[START OF Material supplied]
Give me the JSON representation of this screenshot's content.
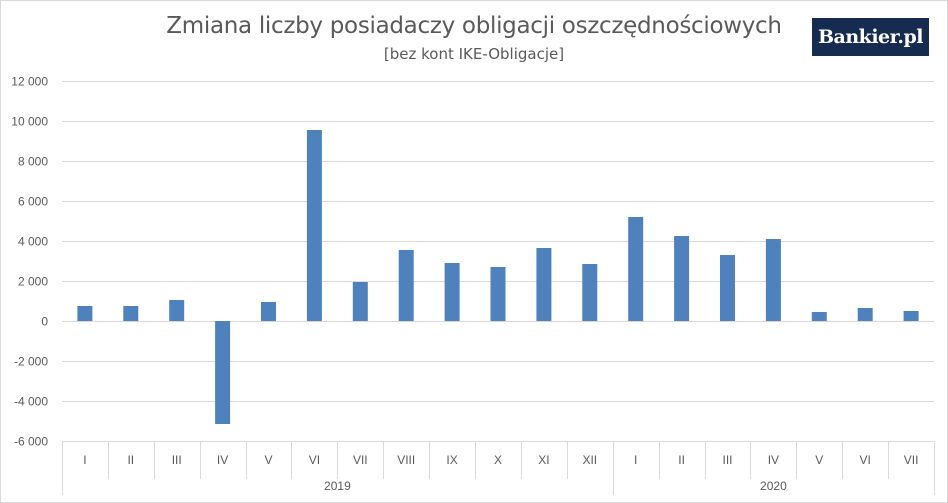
{
  "chart_data": {
    "type": "bar",
    "title": "Zmiana liczby posiadaczy obligacji oszczędnościowych",
    "subtitle": "[bez kont IKE-Obligacje]",
    "xlabel": "",
    "ylabel": "",
    "ylim": [
      -6000,
      12000
    ],
    "yticks": [
      12000,
      10000,
      8000,
      6000,
      4000,
      2000,
      0,
      -2000,
      -4000,
      -6000
    ],
    "ytick_labels": [
      "12 000",
      "10 000",
      "8 000",
      "6 000",
      "4 000",
      "2 000",
      "0",
      "-2 000",
      "-4 000",
      "-6 000"
    ],
    "grid": true,
    "bar_color": "#4f81bd",
    "categories": [
      "I",
      "II",
      "III",
      "IV",
      "V",
      "VI",
      "VII",
      "VIII",
      "IX",
      "X",
      "XI",
      "XII",
      "I",
      "II",
      "III",
      "IV",
      "V",
      "VI",
      "VII"
    ],
    "values": [
      750,
      750,
      1050,
      -5150,
      950,
      9550,
      1950,
      3550,
      2900,
      2700,
      3650,
      2850,
      5200,
      4250,
      3300,
      4100,
      450,
      650,
      500
    ],
    "groups": [
      {
        "label": "2019",
        "count": 12
      },
      {
        "label": "2020",
        "count": 7
      }
    ]
  },
  "logo": {
    "text": "Bankier.pl"
  }
}
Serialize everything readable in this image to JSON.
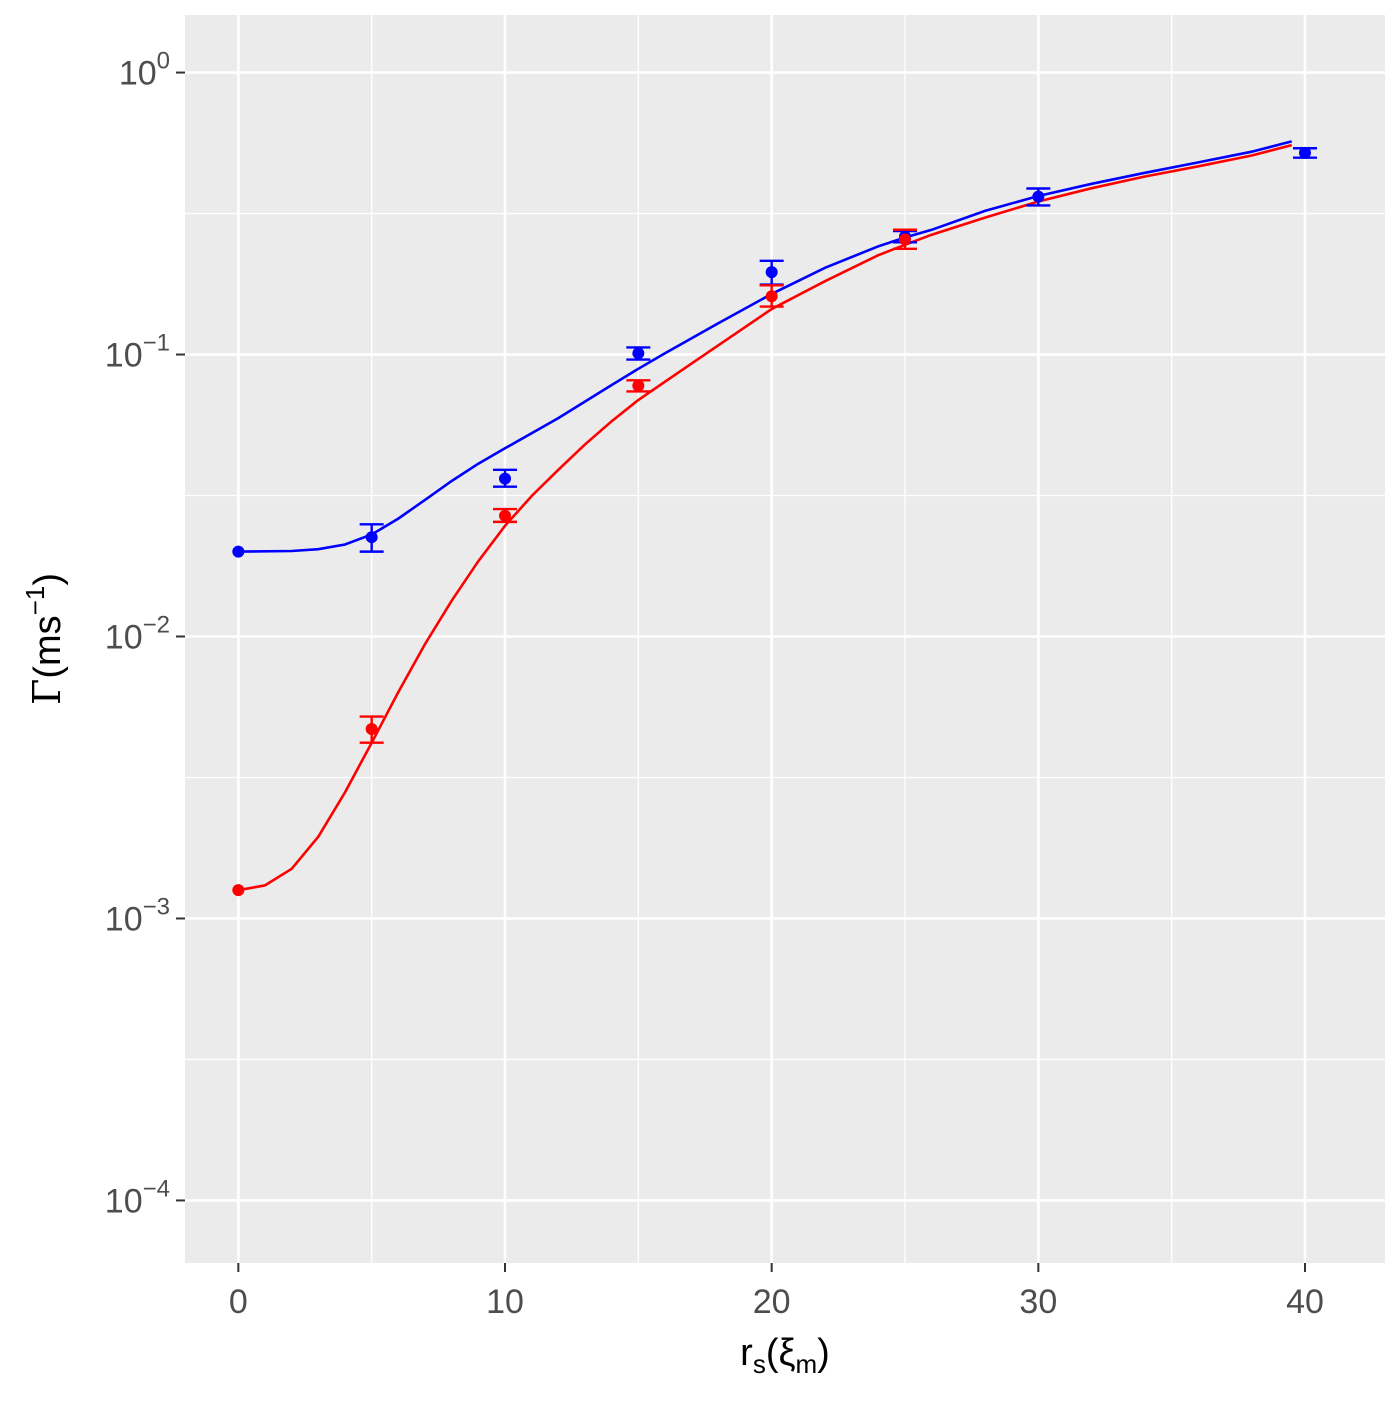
{
  "chart_data": {
    "type": "scatter",
    "title": "",
    "xlabel": {
      "base": "r",
      "sub": "s",
      "open": "(",
      "symbol": "ξ",
      "symbol_sub": "m",
      "close": ")"
    },
    "ylabel": {
      "symbol": "Γ",
      "open": "(",
      "unit": "ms",
      "sup": "−1",
      "close": ")"
    },
    "x_scale": "linear",
    "y_scale": "log10",
    "xlim": [
      -2,
      43
    ],
    "ylim": [
      6e-05,
      1.6
    ],
    "x_ticks": [
      0,
      10,
      20,
      30,
      40
    ],
    "x_tick_labels": [
      "0",
      "10",
      "20",
      "30",
      "40"
    ],
    "y_ticks": [
      {
        "value": 1,
        "base": "10",
        "exp": "0"
      },
      {
        "value": 0.1,
        "base": "10",
        "exp": "−1"
      },
      {
        "value": 0.01,
        "base": "10",
        "exp": "−2"
      },
      {
        "value": 0.001,
        "base": "10",
        "exp": "−3"
      },
      {
        "value": 0.0001,
        "base": "10",
        "exp": "−4"
      }
    ],
    "grid": true,
    "legend": "none",
    "background_color": "#ebebeb",
    "grid_color": "#ffffff",
    "series": [
      {
        "color": "#0000ff",
        "points": [
          {
            "x": 0,
            "y": 0.02,
            "ymin": null,
            "ymax": null
          },
          {
            "x": 5,
            "y": 0.0225,
            "ymin": 0.02,
            "ymax": 0.025
          },
          {
            "x": 10,
            "y": 0.0363,
            "ymin": 0.034,
            "ymax": 0.039
          },
          {
            "x": 15,
            "y": 0.101,
            "ymin": 0.096,
            "ymax": 0.106
          },
          {
            "x": 20,
            "y": 0.196,
            "ymin": 0.177,
            "ymax": 0.215
          },
          {
            "x": 25,
            "y": 0.262,
            "ymin": 0.25,
            "ymax": 0.274
          },
          {
            "x": 30,
            "y": 0.363,
            "ymin": 0.338,
            "ymax": 0.388
          },
          {
            "x": 40,
            "y": 0.519,
            "ymin": 0.499,
            "ymax": 0.539
          }
        ],
        "fit_curve": [
          [
            0,
            0.02
          ],
          [
            2,
            0.0201
          ],
          [
            3,
            0.0204
          ],
          [
            4,
            0.0212
          ],
          [
            5,
            0.023
          ],
          [
            6,
            0.0262
          ],
          [
            7,
            0.0305
          ],
          [
            8,
            0.0356
          ],
          [
            9,
            0.041
          ],
          [
            10,
            0.0465
          ],
          [
            12,
            0.0595
          ],
          [
            14,
            0.078
          ],
          [
            15,
            0.089
          ],
          [
            16,
            0.101
          ],
          [
            18,
            0.129
          ],
          [
            20,
            0.164
          ],
          [
            22,
            0.203
          ],
          [
            24,
            0.242
          ],
          [
            25,
            0.26
          ],
          [
            26,
            0.277
          ],
          [
            28,
            0.323
          ],
          [
            30,
            0.365
          ],
          [
            32,
            0.403
          ],
          [
            34,
            0.441
          ],
          [
            36,
            0.48
          ],
          [
            38,
            0.524
          ],
          [
            39.5,
            0.57
          ]
        ]
      },
      {
        "color": "#ff0000",
        "points": [
          {
            "x": 0,
            "y": 0.00126,
            "ymin": null,
            "ymax": null
          },
          {
            "x": 5,
            "y": 0.0047,
            "ymin": 0.0042,
            "ymax": 0.0052
          },
          {
            "x": 10,
            "y": 0.0268,
            "ymin": 0.0255,
            "ymax": 0.0283
          },
          {
            "x": 15,
            "y": 0.0775,
            "ymin": 0.074,
            "ymax": 0.081
          },
          {
            "x": 20,
            "y": 0.161,
            "ymin": 0.148,
            "ymax": 0.176
          },
          {
            "x": 25,
            "y": 0.256,
            "ymin": 0.237,
            "ymax": 0.277
          }
        ],
        "fit_curve": [
          [
            0,
            0.00126
          ],
          [
            1,
            0.00131
          ],
          [
            2,
            0.0015
          ],
          [
            3,
            0.00195
          ],
          [
            4,
            0.0028
          ],
          [
            5,
            0.0042
          ],
          [
            6,
            0.00635
          ],
          [
            7,
            0.0094
          ],
          [
            8,
            0.0134
          ],
          [
            9,
            0.0185
          ],
          [
            10,
            0.0247
          ],
          [
            11,
            0.0315
          ],
          [
            12,
            0.039
          ],
          [
            13,
            0.048
          ],
          [
            14,
            0.058
          ],
          [
            15,
            0.069
          ],
          [
            17,
            0.093
          ],
          [
            19,
            0.125
          ],
          [
            20,
            0.145
          ],
          [
            22,
            0.182
          ],
          [
            24,
            0.225
          ],
          [
            25,
            0.245
          ],
          [
            26,
            0.266
          ],
          [
            28,
            0.306
          ],
          [
            30,
            0.349
          ],
          [
            32,
            0.389
          ],
          [
            34,
            0.428
          ],
          [
            36,
            0.465
          ],
          [
            38,
            0.508
          ],
          [
            39.5,
            0.553
          ]
        ]
      }
    ]
  }
}
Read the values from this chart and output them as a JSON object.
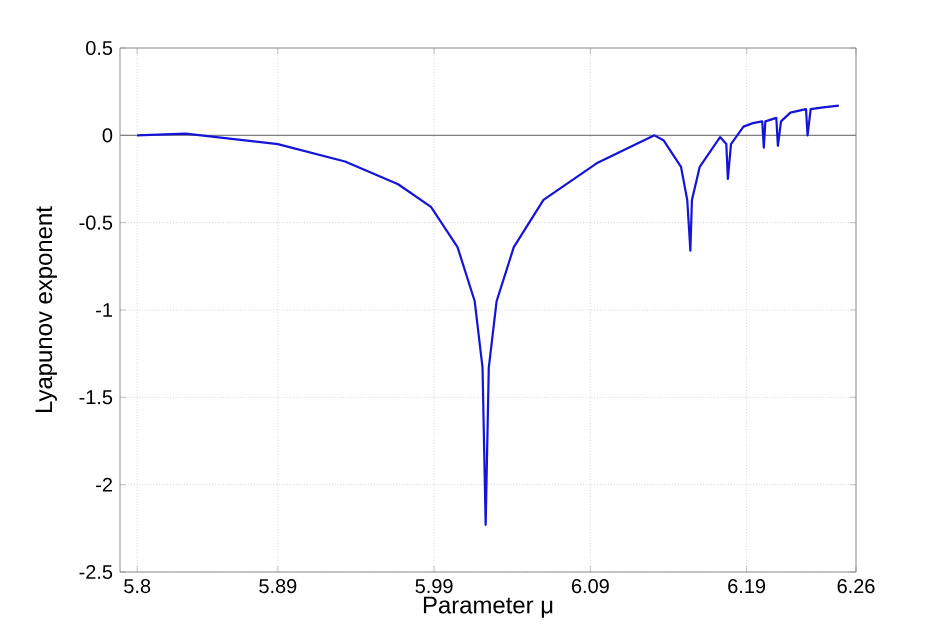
{
  "chart_data": {
    "type": "line",
    "xlabel": "Parameter μ",
    "ylabel": "Lyapunov exponent",
    "xlim": [
      5.789,
      6.26
    ],
    "ylim": [
      -2.5,
      0.5
    ],
    "xticks": [
      5.8,
      5.89,
      5.99,
      6.09,
      6.19,
      6.26
    ],
    "yticks": [
      -2.5,
      -2,
      -1.5,
      -1,
      -0.5,
      0,
      0.5
    ],
    "grid": true,
    "marker": "none",
    "line_style": "solid",
    "ref_lines": [
      {
        "axis": "y",
        "value": 0,
        "color": "#808080"
      }
    ],
    "series": [
      {
        "color": "#1414d8",
        "x": [
          5.8,
          5.831,
          5.89,
          5.933,
          5.967,
          5.988,
          6.005,
          6.016,
          6.021,
          6.023,
          6.025,
          6.03,
          6.041,
          6.06,
          6.094,
          6.131,
          6.137,
          6.148,
          6.152,
          6.154,
          6.155,
          6.16,
          6.173,
          6.177,
          6.178,
          6.18,
          6.188,
          6.194,
          6.2,
          6.201,
          6.202,
          6.209,
          6.21,
          6.212,
          6.218,
          6.228,
          6.229,
          6.231,
          6.239,
          6.249
        ],
        "values": [
          0,
          0.01,
          -0.05,
          -0.15,
          -0.28,
          -0.41,
          -0.64,
          -0.95,
          -1.33,
          -2.23,
          -1.33,
          -0.95,
          -0.64,
          -0.37,
          -0.16,
          0,
          -0.03,
          -0.18,
          -0.37,
          -0.66,
          -0.37,
          -0.18,
          -0.01,
          -0.05,
          -0.25,
          -0.05,
          0.05,
          0.07,
          0.08,
          -0.07,
          0.08,
          0.1,
          -0.06,
          0.08,
          0.13,
          0.15,
          0,
          0.15,
          0.16,
          0.17
        ]
      }
    ]
  }
}
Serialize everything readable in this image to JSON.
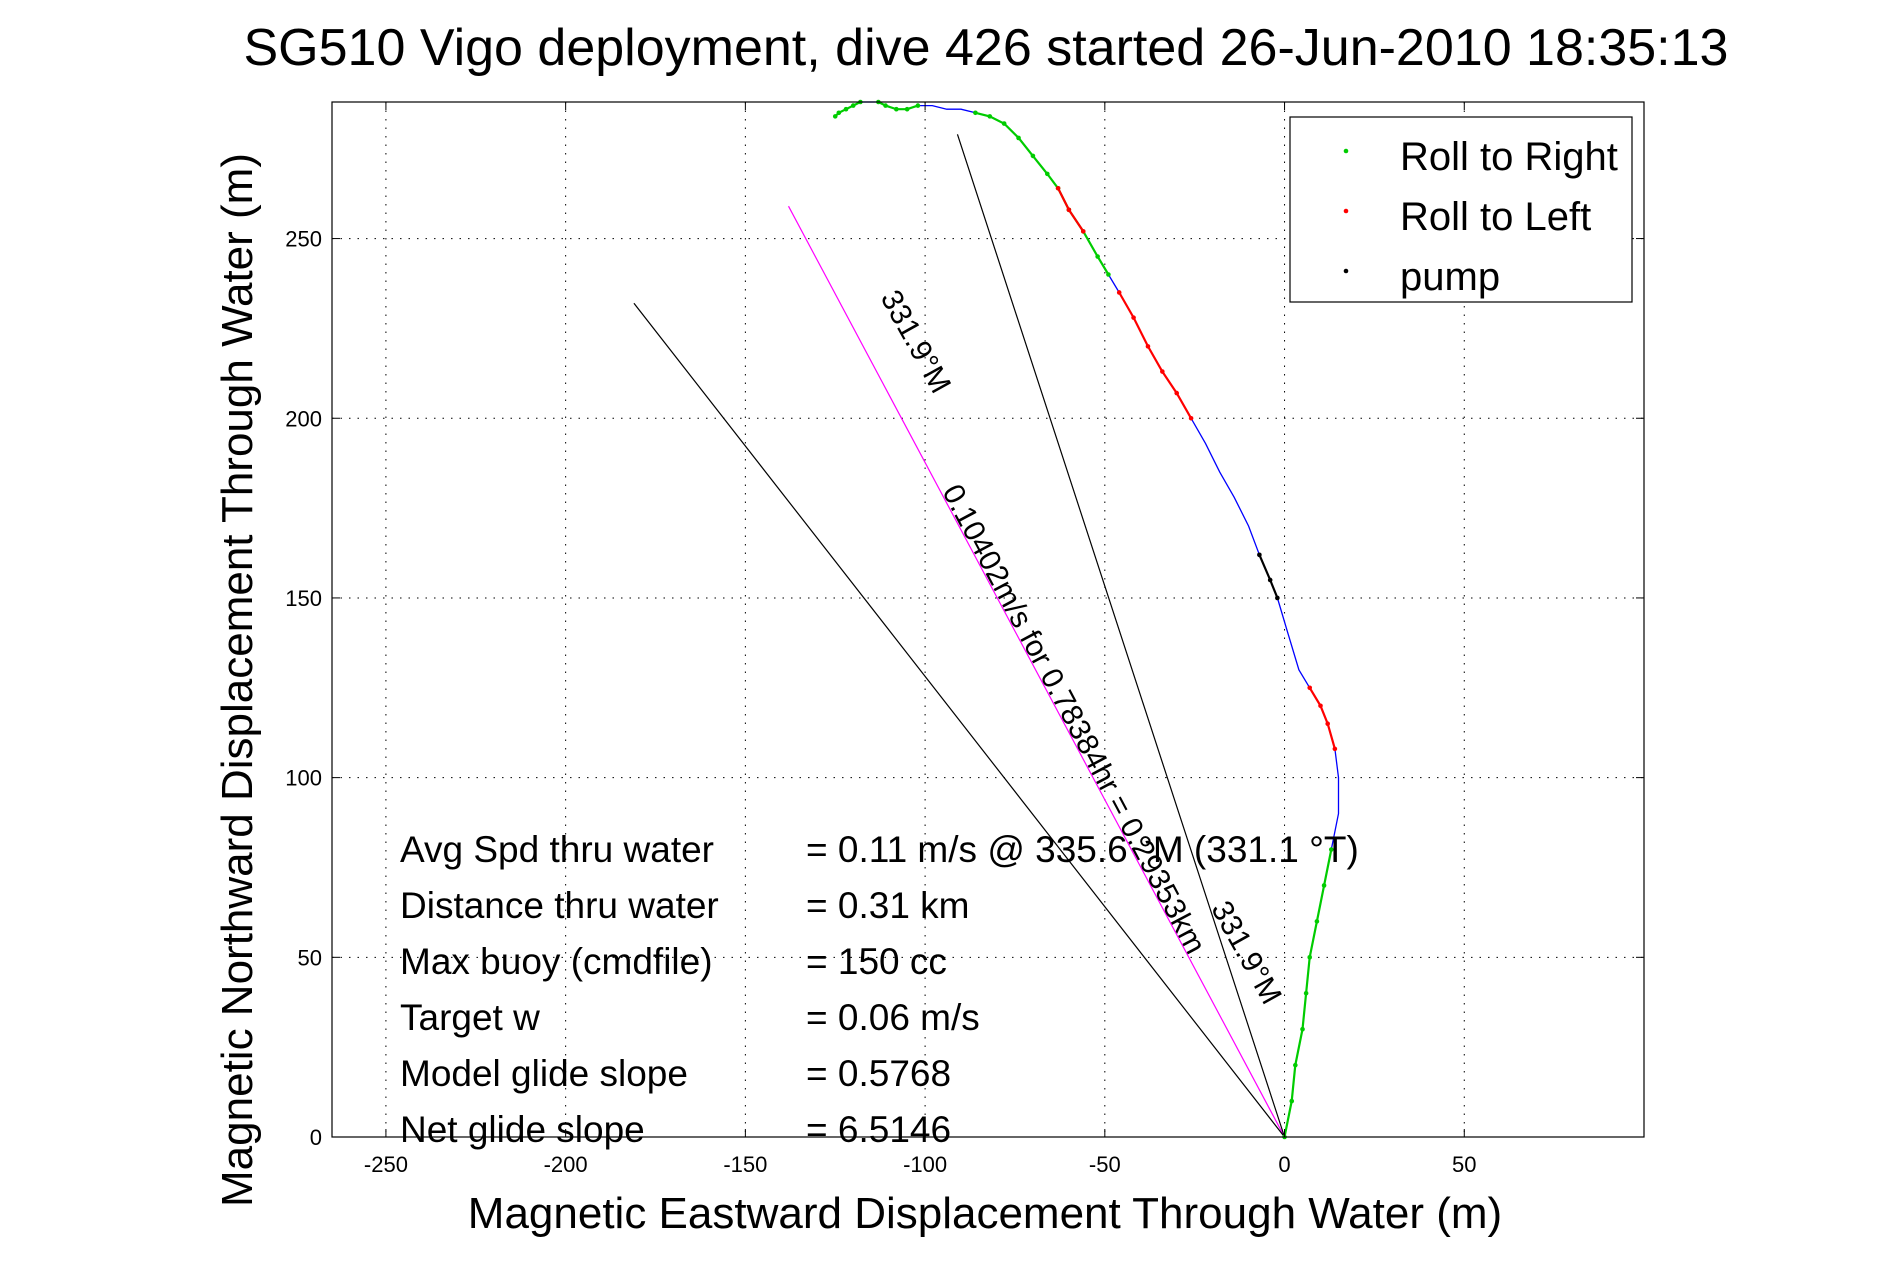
[END OF Material supplied]
- _Problem details_: Identify the lines that hold the word "this". Copy every one of them.

- _Exercise output_:
Give me the JSON representation of this screenshot's content.
Serialize everything readable in this image to JSON.
Read the values from this chart and output them as a JSON object.
Serialize everything readable in this image to JSON.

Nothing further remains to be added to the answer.